Work instructions — Copy every line with the string "months" in it.

____ Records shown

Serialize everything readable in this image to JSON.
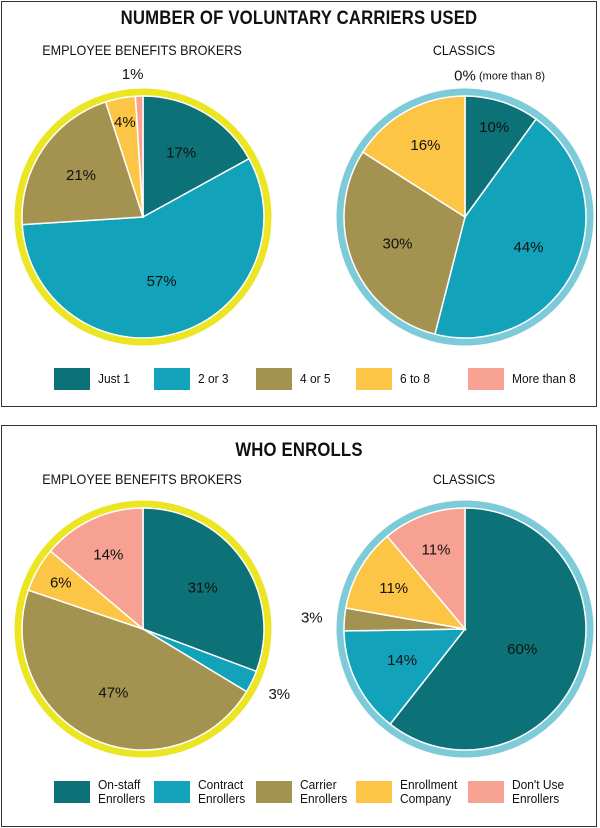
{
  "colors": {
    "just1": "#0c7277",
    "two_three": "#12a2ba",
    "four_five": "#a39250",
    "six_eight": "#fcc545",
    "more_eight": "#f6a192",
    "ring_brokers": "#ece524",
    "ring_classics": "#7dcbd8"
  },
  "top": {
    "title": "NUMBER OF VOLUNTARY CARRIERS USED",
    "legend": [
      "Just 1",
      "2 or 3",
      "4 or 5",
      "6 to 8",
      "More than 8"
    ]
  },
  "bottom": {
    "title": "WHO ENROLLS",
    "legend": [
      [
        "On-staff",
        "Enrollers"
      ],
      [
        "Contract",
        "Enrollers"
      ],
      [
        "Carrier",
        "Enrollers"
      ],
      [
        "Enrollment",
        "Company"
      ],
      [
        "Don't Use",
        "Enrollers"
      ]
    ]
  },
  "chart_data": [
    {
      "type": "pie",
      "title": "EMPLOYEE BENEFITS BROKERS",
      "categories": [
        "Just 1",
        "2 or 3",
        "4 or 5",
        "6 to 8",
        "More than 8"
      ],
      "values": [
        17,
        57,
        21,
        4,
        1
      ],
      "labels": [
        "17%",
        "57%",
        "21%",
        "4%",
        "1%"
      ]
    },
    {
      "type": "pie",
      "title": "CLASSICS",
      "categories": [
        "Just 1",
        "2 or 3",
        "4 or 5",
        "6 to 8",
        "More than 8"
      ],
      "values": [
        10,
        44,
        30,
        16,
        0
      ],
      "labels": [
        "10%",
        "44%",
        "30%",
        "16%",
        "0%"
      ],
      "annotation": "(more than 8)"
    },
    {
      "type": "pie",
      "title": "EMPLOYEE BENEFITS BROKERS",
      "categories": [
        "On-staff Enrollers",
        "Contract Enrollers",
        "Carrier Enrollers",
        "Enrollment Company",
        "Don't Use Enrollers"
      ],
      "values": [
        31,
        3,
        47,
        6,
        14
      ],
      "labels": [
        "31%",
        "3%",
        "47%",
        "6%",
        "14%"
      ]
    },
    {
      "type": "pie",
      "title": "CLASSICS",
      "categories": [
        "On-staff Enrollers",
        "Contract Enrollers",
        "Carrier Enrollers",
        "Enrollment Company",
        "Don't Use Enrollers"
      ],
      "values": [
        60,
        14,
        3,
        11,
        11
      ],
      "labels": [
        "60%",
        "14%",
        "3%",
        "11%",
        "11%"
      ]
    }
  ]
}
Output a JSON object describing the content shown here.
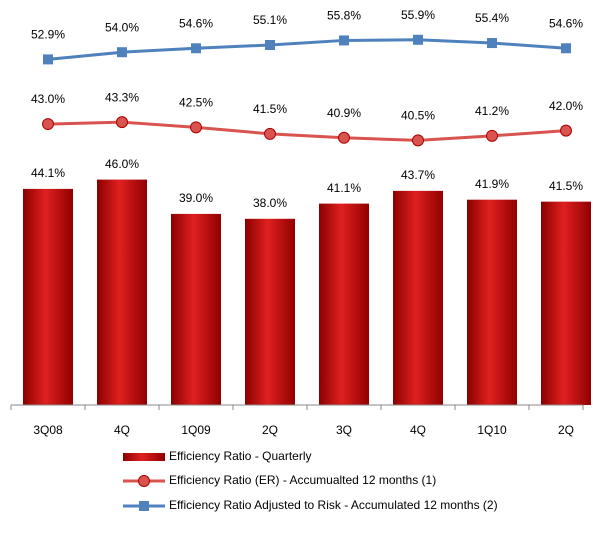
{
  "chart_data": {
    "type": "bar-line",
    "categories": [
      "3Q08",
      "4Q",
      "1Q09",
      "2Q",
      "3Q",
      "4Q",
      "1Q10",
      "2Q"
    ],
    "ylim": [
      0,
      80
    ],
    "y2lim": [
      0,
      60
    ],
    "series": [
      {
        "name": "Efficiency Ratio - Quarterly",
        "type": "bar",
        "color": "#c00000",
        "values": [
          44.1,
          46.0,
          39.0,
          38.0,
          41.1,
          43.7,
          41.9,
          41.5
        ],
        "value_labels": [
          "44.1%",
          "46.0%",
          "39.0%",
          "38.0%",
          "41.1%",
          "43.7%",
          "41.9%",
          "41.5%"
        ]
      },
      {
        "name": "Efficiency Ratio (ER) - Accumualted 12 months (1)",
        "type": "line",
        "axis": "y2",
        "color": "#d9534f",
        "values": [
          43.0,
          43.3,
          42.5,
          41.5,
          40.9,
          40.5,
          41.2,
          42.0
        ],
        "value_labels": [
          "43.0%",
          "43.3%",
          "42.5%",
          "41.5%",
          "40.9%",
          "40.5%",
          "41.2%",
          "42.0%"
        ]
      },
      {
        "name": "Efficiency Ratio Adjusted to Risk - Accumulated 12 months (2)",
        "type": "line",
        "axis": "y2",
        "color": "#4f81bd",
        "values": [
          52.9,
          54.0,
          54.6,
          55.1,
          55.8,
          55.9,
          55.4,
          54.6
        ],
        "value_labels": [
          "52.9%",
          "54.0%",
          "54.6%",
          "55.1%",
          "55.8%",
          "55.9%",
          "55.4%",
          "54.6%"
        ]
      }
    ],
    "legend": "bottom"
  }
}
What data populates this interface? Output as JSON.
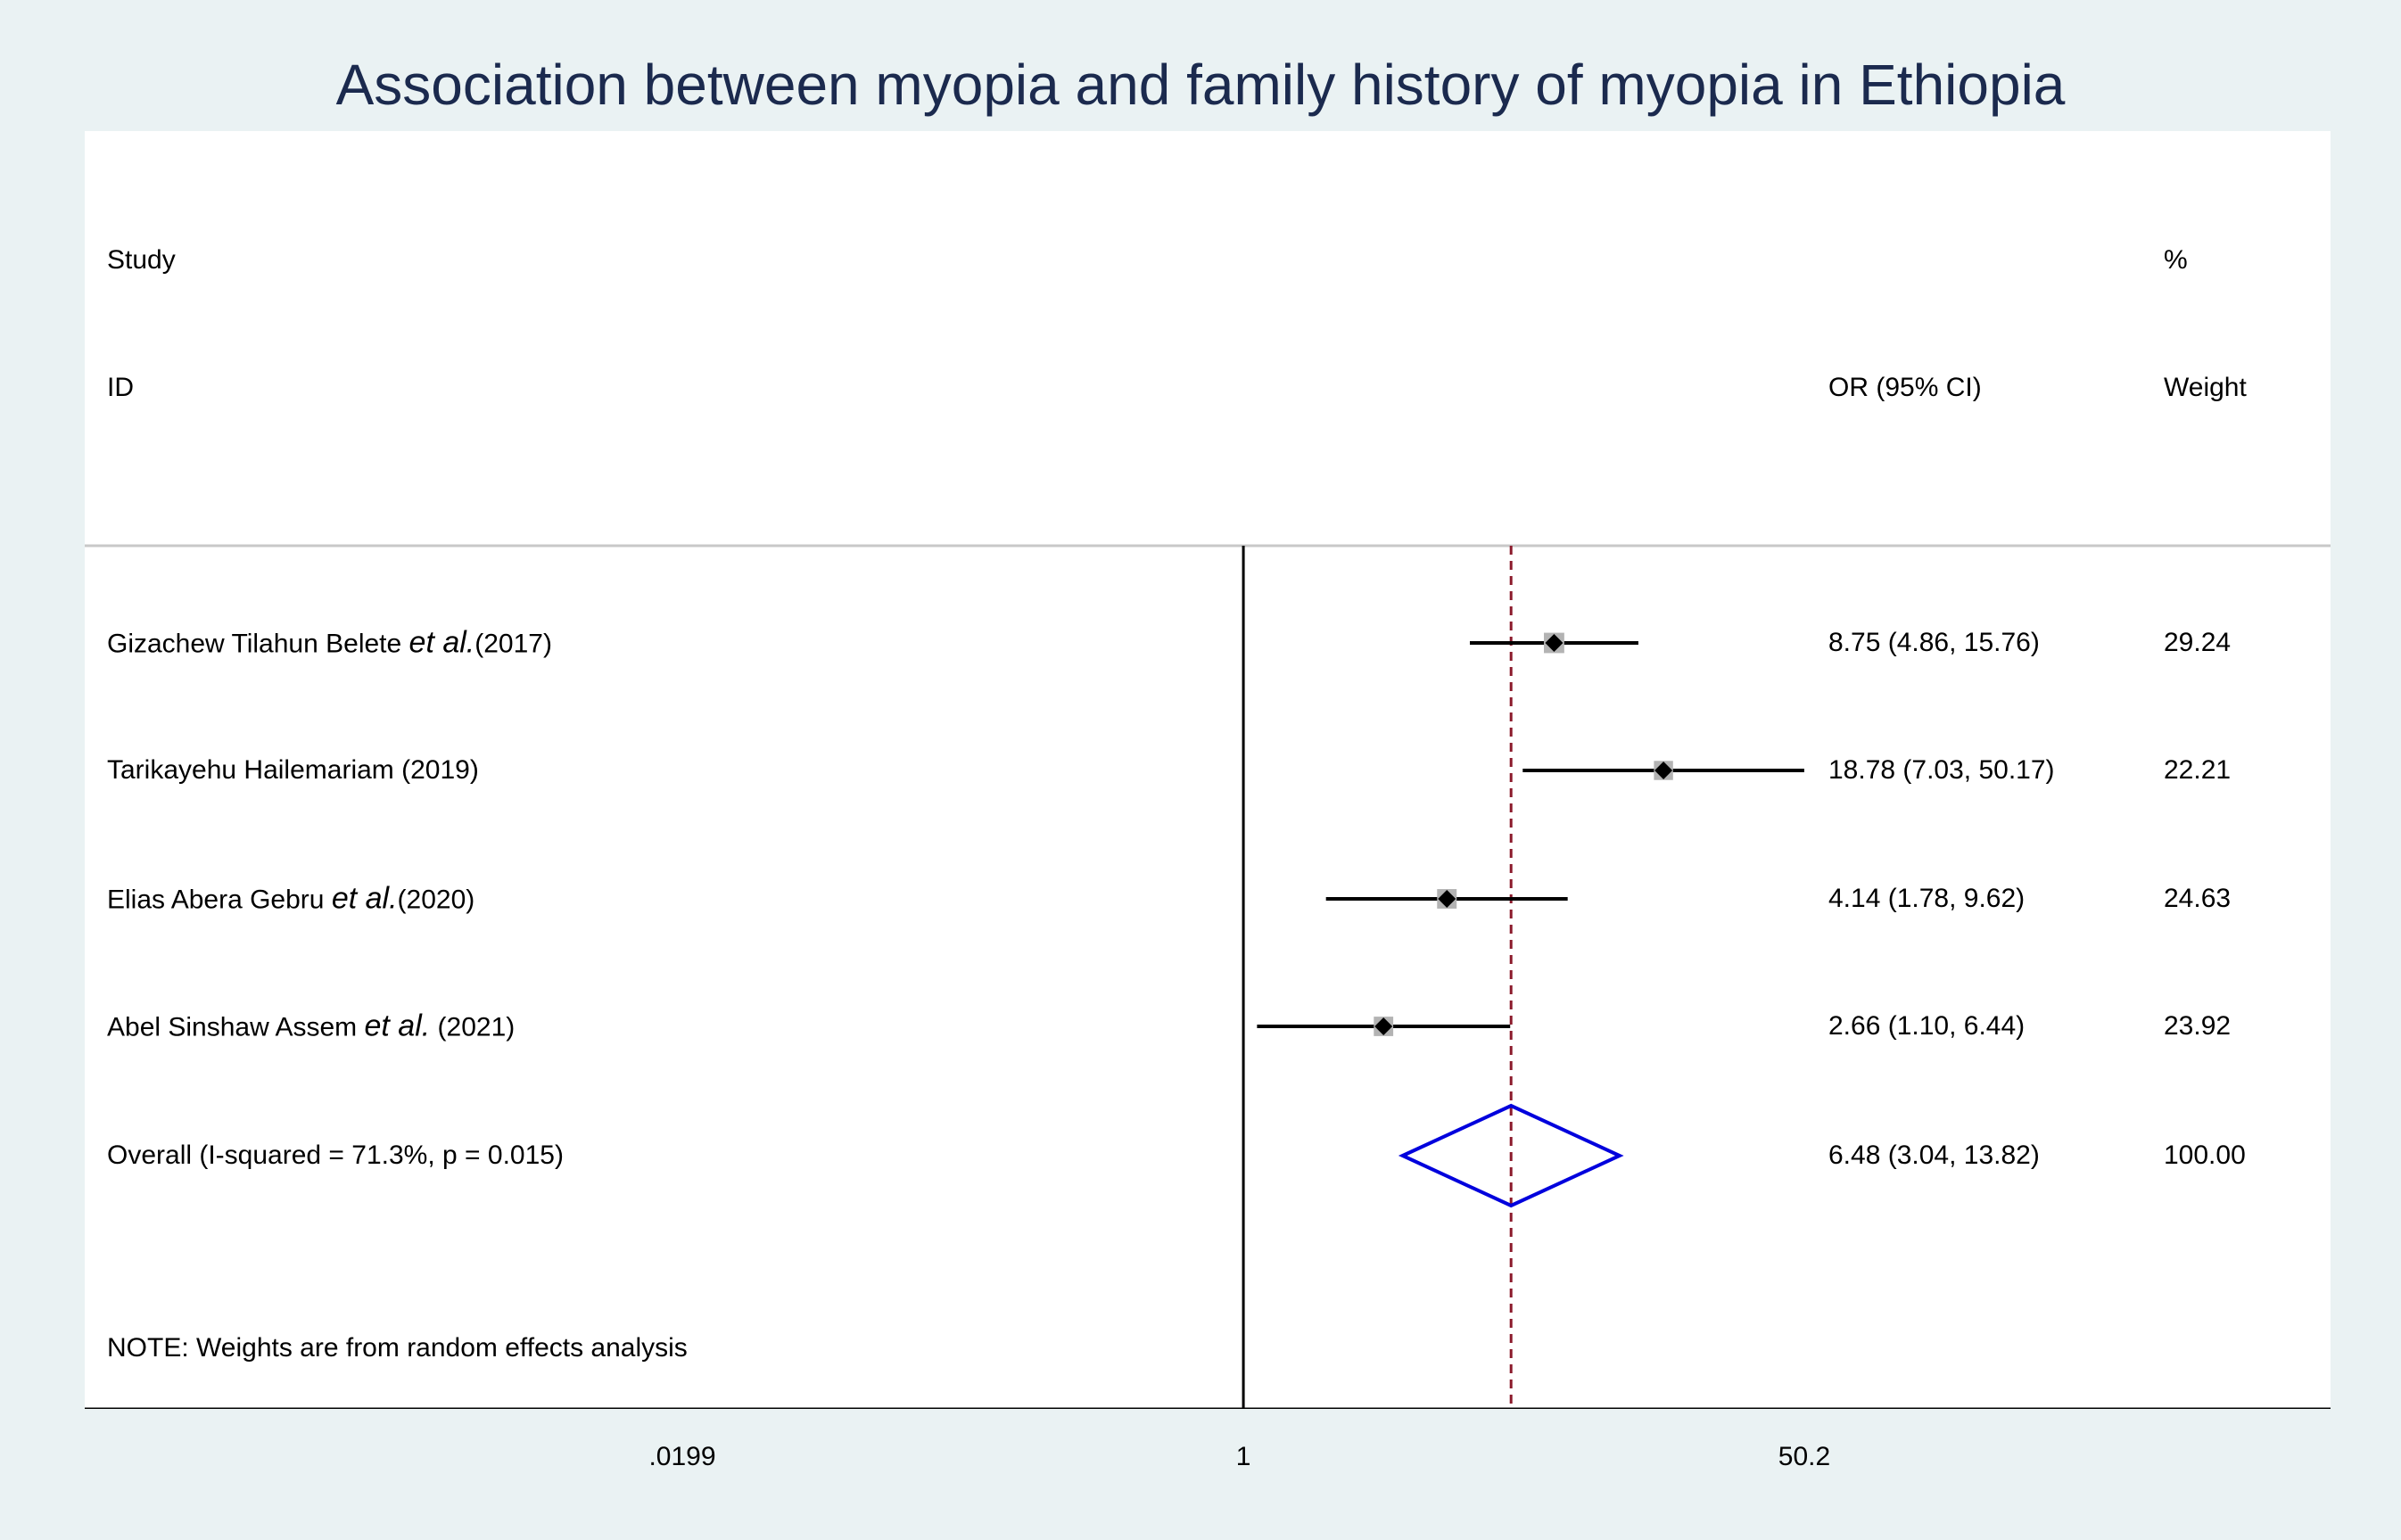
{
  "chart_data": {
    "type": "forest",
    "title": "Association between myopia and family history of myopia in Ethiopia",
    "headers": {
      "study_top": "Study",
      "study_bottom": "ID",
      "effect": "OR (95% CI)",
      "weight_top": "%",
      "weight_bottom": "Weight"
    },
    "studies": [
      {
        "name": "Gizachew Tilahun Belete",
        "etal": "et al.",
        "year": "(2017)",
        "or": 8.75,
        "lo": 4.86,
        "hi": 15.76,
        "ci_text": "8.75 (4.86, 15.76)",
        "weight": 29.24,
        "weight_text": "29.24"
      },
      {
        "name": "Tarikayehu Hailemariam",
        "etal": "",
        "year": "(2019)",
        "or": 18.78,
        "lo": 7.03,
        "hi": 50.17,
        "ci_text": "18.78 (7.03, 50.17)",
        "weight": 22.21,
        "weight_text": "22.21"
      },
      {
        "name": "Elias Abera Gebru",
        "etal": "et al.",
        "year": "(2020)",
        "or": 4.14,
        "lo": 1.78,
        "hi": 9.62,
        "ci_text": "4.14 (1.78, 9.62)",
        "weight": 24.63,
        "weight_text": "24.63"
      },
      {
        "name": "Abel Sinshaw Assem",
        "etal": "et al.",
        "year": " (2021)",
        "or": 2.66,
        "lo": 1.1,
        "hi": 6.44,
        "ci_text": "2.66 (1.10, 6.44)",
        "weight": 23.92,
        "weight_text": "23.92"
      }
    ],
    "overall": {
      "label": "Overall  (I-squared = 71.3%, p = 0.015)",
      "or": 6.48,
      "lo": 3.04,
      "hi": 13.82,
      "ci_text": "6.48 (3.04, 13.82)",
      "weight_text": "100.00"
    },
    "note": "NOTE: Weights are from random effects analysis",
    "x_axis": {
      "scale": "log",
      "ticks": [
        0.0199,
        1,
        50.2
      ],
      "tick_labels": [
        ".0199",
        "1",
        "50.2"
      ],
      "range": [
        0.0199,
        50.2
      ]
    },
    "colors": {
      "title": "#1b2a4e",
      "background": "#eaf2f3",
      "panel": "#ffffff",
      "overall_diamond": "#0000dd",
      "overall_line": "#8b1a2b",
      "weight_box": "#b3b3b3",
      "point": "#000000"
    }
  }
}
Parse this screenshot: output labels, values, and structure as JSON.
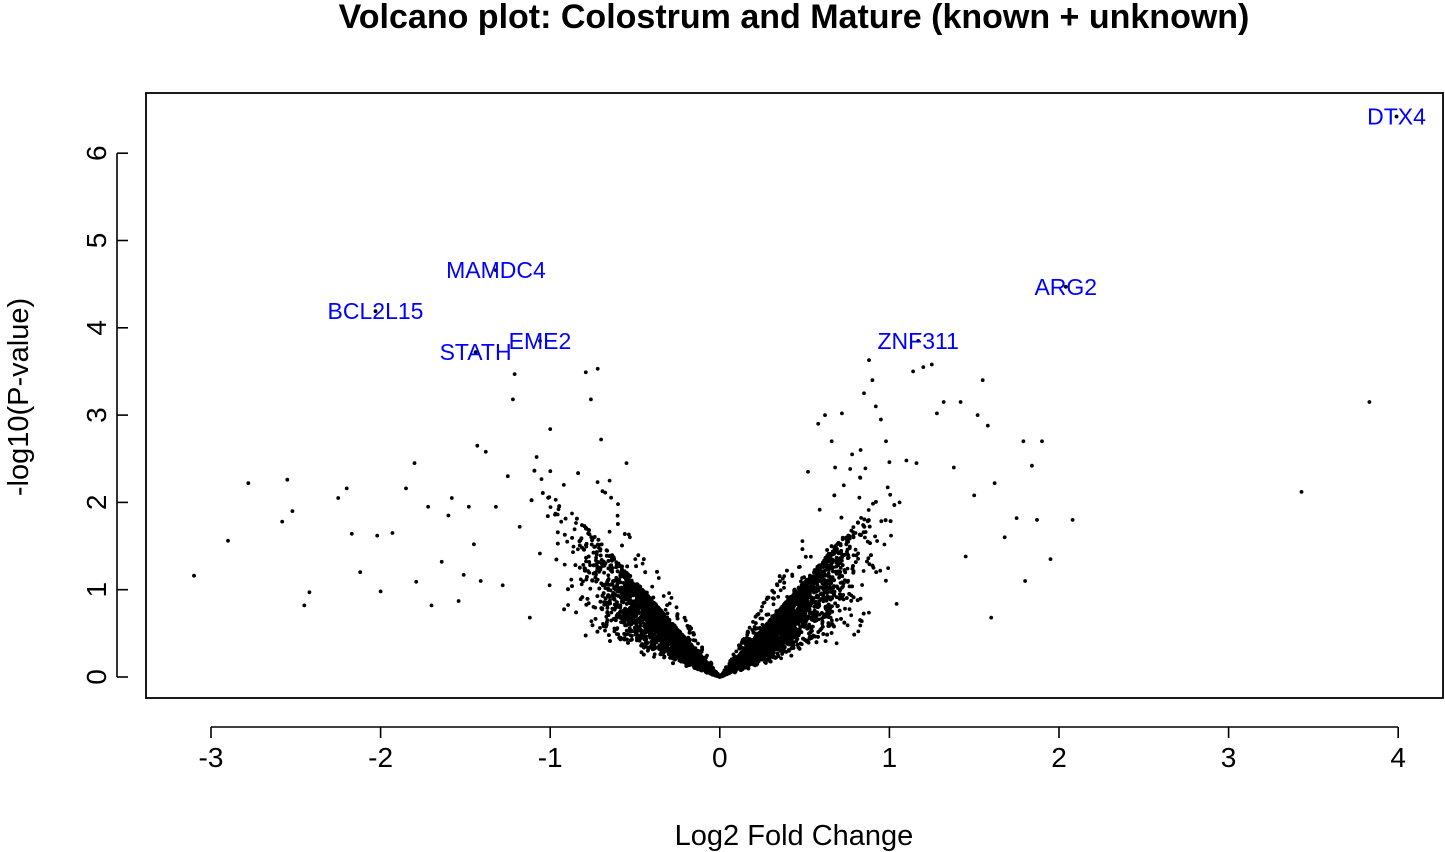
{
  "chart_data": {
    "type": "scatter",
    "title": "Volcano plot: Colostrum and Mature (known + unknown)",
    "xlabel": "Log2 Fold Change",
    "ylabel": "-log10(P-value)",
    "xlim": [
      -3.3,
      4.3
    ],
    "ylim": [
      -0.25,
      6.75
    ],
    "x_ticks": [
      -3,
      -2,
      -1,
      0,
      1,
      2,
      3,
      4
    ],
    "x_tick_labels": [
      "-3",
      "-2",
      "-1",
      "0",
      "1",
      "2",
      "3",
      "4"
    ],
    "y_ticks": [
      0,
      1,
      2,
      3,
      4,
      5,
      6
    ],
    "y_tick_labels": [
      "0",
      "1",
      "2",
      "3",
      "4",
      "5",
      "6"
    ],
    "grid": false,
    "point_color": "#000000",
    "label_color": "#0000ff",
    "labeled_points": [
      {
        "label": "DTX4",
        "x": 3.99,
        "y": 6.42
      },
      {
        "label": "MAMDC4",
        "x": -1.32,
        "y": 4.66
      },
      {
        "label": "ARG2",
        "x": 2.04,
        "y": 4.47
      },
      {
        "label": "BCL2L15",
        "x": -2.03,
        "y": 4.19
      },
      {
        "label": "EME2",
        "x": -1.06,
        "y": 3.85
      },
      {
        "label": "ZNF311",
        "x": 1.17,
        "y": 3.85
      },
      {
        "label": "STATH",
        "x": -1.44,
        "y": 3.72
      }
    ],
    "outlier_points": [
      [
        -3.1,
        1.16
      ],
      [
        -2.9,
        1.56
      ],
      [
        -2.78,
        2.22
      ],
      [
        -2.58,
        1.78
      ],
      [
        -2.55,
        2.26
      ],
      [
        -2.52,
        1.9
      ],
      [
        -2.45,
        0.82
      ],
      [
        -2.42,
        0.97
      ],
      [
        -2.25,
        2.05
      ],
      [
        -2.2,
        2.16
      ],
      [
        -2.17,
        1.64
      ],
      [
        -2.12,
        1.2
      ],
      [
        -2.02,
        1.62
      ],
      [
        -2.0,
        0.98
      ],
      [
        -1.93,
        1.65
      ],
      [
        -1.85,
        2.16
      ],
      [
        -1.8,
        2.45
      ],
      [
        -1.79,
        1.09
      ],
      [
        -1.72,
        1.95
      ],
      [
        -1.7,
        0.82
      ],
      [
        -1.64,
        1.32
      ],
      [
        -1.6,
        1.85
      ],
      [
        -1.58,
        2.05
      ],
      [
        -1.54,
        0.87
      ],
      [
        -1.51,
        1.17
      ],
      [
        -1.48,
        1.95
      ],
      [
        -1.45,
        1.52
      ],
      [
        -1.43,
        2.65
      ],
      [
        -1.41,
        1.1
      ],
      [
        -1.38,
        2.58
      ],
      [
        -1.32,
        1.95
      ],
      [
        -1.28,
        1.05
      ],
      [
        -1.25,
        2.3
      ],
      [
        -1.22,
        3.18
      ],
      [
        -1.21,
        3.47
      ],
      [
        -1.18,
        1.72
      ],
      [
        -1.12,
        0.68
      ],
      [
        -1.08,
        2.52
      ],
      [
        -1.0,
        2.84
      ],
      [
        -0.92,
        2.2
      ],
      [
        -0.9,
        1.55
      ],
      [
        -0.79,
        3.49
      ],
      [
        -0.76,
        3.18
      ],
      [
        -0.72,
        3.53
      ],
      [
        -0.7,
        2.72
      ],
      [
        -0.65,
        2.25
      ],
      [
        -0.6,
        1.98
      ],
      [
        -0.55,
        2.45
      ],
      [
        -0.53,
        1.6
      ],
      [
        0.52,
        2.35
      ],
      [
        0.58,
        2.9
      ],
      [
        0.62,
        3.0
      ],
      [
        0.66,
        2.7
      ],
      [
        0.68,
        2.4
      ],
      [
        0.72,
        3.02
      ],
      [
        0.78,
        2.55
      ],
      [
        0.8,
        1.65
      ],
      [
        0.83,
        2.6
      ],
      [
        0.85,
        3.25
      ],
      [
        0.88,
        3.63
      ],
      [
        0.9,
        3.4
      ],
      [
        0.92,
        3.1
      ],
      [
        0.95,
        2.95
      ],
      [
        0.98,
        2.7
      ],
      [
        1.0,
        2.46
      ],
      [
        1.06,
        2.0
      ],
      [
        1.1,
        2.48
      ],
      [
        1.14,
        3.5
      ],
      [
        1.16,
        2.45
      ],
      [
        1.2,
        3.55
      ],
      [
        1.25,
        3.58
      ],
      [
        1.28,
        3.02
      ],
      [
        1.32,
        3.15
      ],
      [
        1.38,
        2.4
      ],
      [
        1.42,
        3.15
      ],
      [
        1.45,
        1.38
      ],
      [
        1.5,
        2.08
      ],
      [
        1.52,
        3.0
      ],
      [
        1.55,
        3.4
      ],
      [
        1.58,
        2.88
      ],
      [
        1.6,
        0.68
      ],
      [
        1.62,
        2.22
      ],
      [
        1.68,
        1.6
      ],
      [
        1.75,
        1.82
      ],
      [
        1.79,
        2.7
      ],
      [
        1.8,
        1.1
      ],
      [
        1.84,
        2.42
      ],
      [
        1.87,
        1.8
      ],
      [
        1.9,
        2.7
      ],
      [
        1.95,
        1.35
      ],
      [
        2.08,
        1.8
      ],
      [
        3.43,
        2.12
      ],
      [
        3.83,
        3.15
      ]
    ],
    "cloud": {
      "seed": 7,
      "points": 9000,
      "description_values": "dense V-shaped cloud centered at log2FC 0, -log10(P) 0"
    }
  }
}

________

Full answer —
        "name": "Efficiency Ratio (ER) - Accumualted 12 months (1)",
        "name": "Efficiency Ratio Adjusted to Risk - Accumulated 12 months (2)",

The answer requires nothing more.